WHAT IS BEING ASKED → Using the data below, repeat all of it precisely.

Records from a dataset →

:::

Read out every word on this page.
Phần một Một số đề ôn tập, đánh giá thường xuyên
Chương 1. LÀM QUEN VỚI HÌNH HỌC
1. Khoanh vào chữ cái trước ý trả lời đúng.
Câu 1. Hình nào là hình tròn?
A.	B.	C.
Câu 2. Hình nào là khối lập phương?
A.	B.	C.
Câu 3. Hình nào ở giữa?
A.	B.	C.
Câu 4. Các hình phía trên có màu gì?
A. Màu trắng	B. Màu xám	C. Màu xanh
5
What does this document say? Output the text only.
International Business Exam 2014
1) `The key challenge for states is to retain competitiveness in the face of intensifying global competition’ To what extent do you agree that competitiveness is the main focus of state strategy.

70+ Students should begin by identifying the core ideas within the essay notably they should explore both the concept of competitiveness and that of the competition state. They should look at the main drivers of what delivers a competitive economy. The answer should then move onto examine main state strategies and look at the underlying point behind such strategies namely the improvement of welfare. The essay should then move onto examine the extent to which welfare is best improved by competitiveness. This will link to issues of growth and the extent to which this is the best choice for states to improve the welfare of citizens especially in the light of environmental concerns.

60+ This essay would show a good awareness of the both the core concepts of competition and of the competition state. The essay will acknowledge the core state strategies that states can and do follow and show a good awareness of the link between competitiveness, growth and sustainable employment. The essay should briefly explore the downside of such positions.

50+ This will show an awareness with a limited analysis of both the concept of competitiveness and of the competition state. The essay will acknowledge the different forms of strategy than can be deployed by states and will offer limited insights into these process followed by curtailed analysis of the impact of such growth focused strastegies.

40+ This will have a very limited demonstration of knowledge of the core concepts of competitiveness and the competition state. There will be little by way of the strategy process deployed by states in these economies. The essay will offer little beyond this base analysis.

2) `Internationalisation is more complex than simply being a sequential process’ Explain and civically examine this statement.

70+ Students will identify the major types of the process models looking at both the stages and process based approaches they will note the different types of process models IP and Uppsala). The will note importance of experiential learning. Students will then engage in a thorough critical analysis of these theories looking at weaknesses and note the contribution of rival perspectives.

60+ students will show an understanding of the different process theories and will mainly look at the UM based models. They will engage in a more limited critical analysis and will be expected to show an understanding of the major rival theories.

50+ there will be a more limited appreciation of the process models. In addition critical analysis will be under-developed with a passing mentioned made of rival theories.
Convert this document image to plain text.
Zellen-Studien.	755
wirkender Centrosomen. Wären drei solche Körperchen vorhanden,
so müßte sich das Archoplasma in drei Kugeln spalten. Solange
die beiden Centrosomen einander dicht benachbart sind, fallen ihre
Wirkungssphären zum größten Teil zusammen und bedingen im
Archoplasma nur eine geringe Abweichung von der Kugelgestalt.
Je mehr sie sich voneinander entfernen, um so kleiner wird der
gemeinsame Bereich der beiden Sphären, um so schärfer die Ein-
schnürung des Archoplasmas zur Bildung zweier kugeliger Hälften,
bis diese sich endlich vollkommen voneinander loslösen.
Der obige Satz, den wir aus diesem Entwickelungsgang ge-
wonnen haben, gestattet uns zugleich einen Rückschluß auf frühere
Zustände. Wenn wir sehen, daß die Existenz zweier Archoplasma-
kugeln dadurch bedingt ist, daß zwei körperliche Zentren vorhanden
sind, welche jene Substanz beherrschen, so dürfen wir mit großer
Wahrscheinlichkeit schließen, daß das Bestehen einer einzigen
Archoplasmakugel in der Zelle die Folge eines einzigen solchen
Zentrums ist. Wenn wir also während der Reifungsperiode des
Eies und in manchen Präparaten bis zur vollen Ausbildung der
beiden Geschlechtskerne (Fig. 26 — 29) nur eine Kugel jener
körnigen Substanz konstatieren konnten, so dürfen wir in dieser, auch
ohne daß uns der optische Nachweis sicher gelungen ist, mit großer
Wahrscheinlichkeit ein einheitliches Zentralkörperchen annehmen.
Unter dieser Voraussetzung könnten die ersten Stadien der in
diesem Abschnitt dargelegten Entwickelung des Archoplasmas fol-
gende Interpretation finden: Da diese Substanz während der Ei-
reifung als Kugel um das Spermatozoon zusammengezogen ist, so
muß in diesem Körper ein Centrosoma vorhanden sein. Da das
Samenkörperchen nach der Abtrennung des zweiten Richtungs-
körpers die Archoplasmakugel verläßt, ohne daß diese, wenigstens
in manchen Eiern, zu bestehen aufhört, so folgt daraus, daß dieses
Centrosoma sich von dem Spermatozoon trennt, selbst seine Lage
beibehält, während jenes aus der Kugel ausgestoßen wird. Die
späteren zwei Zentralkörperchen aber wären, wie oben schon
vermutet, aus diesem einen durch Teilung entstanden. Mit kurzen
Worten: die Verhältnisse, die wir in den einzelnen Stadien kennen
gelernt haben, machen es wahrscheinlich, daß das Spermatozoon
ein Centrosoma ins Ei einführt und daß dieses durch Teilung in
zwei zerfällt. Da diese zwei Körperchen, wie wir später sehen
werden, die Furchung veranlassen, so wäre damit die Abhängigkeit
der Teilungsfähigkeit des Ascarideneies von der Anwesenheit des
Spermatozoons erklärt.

:::

THE ANSWER →
Read out every word on this page.
Phần một Một số đề ôn tập, đánh giá thường xuyên
Chương 1. LÀM QUEN VỚI HÌNH HỌC
1. Khoanh vào chữ cái trước ý trả lời đúng.
Câu 1. Hình nào là hình tròn?
A.	B.	C.
Câu 2. Hình nào là khối lập phương?
A.	B.	C.
Câu 3. Hình nào ở giữa?
A.	B.	C.
Câu 4. Các hình phía trên có màu gì?
A. Màu trắng	B. Màu xám	C. Màu xanh
5
What does this document say? Output the text only.
International Business Exam 2014
1) `The key challenge for states is to retain competitiveness in the face of intensifying global competition’ To what extent do you agree that competitiveness is the main focus of state strategy.

70+ Students should begin by identifying the core ideas within the essay notably they should explore both the concept of competitiveness and that of the competition state. They should look at the main drivers of what delivers a competitive economy. The answer should then move onto examine main state strategies and look at the underlying point behind such strategies namely the improvement of welfare. The essay should then move onto examine the extent to which welfare is best improved by competitiveness. This will link to issues of growth and the extent to which this is the best choice for states to improve the welfare of citizens especially in the light of environmental concerns.

60+ This essay would show a good awareness of the both the core concepts of competition and of the competition state. The essay will acknowledge the core state strategies that states can and do follow and show a good awareness of the link between competitiveness, growth and sustainable employment. The essay should briefly explore the downside of such positions.

50+ This will show an awareness with a limited analysis of both the concept of competitiveness and of the competition state. The essay will acknowledge the different forms of strategy than can be deployed by states and will offer limited insights into these process followed by curtailed analysis of the impact of such growth focused strastegies.

40+ This will have a very limited demonstration of knowledge of the core concepts of competitiveness and the competition state. There will be little by way of the strategy process deployed by states in these economies. The essay will offer little beyond this base analysis.

2) `Internationalisation is more complex than simply being a sequential process’ Explain and civically examine this statement.

70+ Students will identify the major types of the process models looking at both the stages and process based approaches they will note the different types of process models IP and Uppsala). The will note importance of experiential learning. Students will then engage in a thorough critical analysis of these theories looking at weaknesses and note the contribution of rival perspectives.

60+ students will show an understanding of the different process theories and will mainly look at the UM based models. They will engage in a more limited critical analysis and will be expected to show an understanding of the major rival theories.

50+ there will be a more limited appreciation of the process models. In addition critical analysis will be under-developed with a passing mentioned made of rival theories.
Convert this document image to plain text.
Zellen-Studien.	755
wirkender Centrosomen. Wären drei solche Körperchen vorhanden,
so müßte sich das Archoplasma in drei Kugeln spalten. Solange
die beiden Centrosomen einander dicht benachbart sind, fallen ihre
Wirkungssphären zum größten Teil zusammen und bedingen im
Archoplasma nur eine geringe Abweichung von der Kugelgestalt.
Je mehr sie sich voneinander entfernen, um so kleiner wird der
gemeinsame Bereich der beiden Sphären, um so schärfer die Ein-
schnürung des Archoplasmas zur Bildung zweier kugeliger Hälften,
bis diese sich endlich vollkommen voneinander loslösen.
Der obige Satz, den wir aus diesem Entwickelungsgang ge-
wonnen haben, gestattet uns zugleich einen Rückschluß auf frühere
Zustände. Wenn wir sehen, daß die Existenz zweier Archoplasma-
kugeln dadurch bedingt ist, daß zwei körperliche Zentren vorhanden
sind, welche jene Substanz beherrschen, so dürfen wir mit großer
Wahrscheinlichkeit schließen, daß das Bestehen einer einzigen
Archoplasmakugel in der Zelle die Folge eines einzigen solchen
Zentrums ist. Wenn wir also während der Reifungsperiode des
Eies und in manchen Präparaten bis zur vollen Ausbildung der
beiden Geschlechtskerne (Fig. 26 — 29) nur eine Kugel jener
körnigen Substanz konstatieren konnten, so dürfen wir in dieser, auch
ohne daß uns der optische Nachweis sicher gelungen ist, mit großer
Wahrscheinlichkeit ein einheitliches Zentralkörperchen annehmen.
Unter dieser Voraussetzung könnten die ersten Stadien der in
diesem Abschnitt dargelegten Entwickelung des Archoplasmas fol-
gende Interpretation finden: Da diese Substanz während der Ei-
reifung als Kugel um das Spermatozoon zusammengezogen ist, so
muß in diesem Körper ein Centrosoma vorhanden sein. Da das
Samenkörperchen nach der Abtrennung des zweiten Richtungs-
körpers die Archoplasmakugel verläßt, ohne daß diese, wenigstens
in manchen Eiern, zu bestehen aufhört, so folgt daraus, daß dieses
Centrosoma sich von dem Spermatozoon trennt, selbst seine Lage
beibehält, während jenes aus der Kugel ausgestoßen wird. Die
späteren zwei Zentralkörperchen aber wären, wie oben schon
vermutet, aus diesem einen durch Teilung entstanden. Mit kurzen
Worten: die Verhältnisse, die wir in den einzelnen Stadien kennen
gelernt haben, machen es wahrscheinlich, daß das Spermatozoon
ein Centrosoma ins Ei einführt und daß dieses durch Teilung in
zwei zerfällt. Da diese zwei Körperchen, wie wir später sehen
werden, die Furchung veranlassen, so wäre damit die Abhängigkeit
der Teilungsfähigkeit des Ascarideneies von der Anwesenheit des
Spermatozoons erklärt.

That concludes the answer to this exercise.